- _Set problem_
Return the records, each one exactly as written.

- _Material for this task_
....
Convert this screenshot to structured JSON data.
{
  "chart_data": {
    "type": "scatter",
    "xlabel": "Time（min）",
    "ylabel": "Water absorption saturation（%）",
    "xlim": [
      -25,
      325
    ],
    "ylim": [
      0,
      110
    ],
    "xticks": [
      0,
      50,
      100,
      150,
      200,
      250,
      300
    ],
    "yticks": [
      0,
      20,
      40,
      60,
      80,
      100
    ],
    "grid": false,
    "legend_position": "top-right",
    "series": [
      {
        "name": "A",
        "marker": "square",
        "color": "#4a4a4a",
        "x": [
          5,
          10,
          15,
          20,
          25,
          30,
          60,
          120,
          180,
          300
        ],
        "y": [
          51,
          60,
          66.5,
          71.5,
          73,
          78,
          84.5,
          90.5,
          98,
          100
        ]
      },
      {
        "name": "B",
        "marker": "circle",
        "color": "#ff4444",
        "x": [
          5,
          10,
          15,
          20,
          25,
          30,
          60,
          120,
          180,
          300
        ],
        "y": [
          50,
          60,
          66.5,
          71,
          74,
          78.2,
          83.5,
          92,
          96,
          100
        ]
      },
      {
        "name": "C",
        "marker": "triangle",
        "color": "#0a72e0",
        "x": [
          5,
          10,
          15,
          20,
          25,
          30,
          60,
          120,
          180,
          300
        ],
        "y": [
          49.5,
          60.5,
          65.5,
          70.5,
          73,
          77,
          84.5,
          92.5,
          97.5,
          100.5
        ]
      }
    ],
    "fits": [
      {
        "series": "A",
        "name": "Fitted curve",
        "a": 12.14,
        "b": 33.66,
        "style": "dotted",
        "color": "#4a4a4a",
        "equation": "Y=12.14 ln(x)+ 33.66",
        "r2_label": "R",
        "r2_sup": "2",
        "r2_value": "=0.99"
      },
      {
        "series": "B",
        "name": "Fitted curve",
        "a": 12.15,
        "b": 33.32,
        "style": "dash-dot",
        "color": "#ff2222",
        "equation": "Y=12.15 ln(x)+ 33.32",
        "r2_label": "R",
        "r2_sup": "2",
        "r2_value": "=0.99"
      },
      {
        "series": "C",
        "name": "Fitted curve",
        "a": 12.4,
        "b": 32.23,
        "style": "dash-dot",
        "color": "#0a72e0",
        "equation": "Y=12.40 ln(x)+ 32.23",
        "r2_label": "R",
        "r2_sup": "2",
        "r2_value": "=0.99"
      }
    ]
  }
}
....
- _Output for this task_
Convert this screenshot to structured JSON data.
{
  "chart_data": {
    "type": "scatter",
    "xlabel": "Time（min）",
    "ylabel": "Water absorption saturation（%）",
    "xlim": [
      -25,
      325
    ],
    "ylim": [
      0,
      110
    ],
    "xticks": [
      0,
      50,
      100,
      150,
      200,
      250,
      300
    ],
    "yticks": [
      0,
      20,
      40,
      60,
      80,
      100
    ],
    "grid": false,
    "legend_position": "top-right",
    "series": [
      {
        "name": "A",
        "marker": "square",
        "color": "#4a4a4a",
        "x": [
          5,
          10,
          15,
          20,
          25,
          30,
          60,
          120,
          180,
          300
        ],
        "y": [
          51,
          60,
          66.5,
          71.5,
          73,
          78,
          84.5,
          90.5,
          98,
          100
        ]
      },
      {
        "name": "B",
        "marker": "circle",
        "color": "#ff4444",
        "x": [
          5,
          10,
          15,
          20,
          25,
          30,
          60,
          120,
          180,
          300
        ],
        "y": [
          50,
          60,
          66.5,
          71,
          74,
          78.2,
          83.5,
          92,
          96,
          100
        ]
      },
      {
        "name": "C",
        "marker": "triangle",
        "color": "#0a72e0",
        "x": [
          5,
          10,
          15,
          20,
          25,
          30,
          60,
          120,
          180,
          300
        ],
        "y": [
          49.5,
          60.5,
          65.5,
          70.5,
          73,
          77,
          84.5,
          92.5,
          97.5,
          100.5
        ]
      }
    ],
    "fits": [
      {
        "series": "A",
        "name": "Fitted curve",
        "a": 12.14,
        "b": 33.66,
        "style": "dotted",
        "color": "#4a4a4a",
        "equation": "Y=12.14 ln(x)+ 33.66",
        "r2_label": "R",
        "r2_sup": "2",
        "r2_value": "=0.99"
      },
      {
        "series": "B",
        "name": "Fitted curve",
        "a": 12.15,
        "b": 33.32,
        "style": "dash-dot",
        "color": "#ff2222",
        "equation": "Y=12.15 ln(x)+ 33.32",
        "r2_label": "R",
        "r2_sup": "2",
        "r2_value": "=0.99"
      },
      {
        "series": "C",
        "name": "Fitted curve",
        "a": 12.4,
        "b": 32.23,
        "style": "dash-dot",
        "color": "#0a72e0",
        "equation": "Y=12.40 ln(x)+ 32.23",
        "r2_label": "R",
        "r2_sup": "2",
        "r2_value": "=0.99"
      }
    ]
  }
}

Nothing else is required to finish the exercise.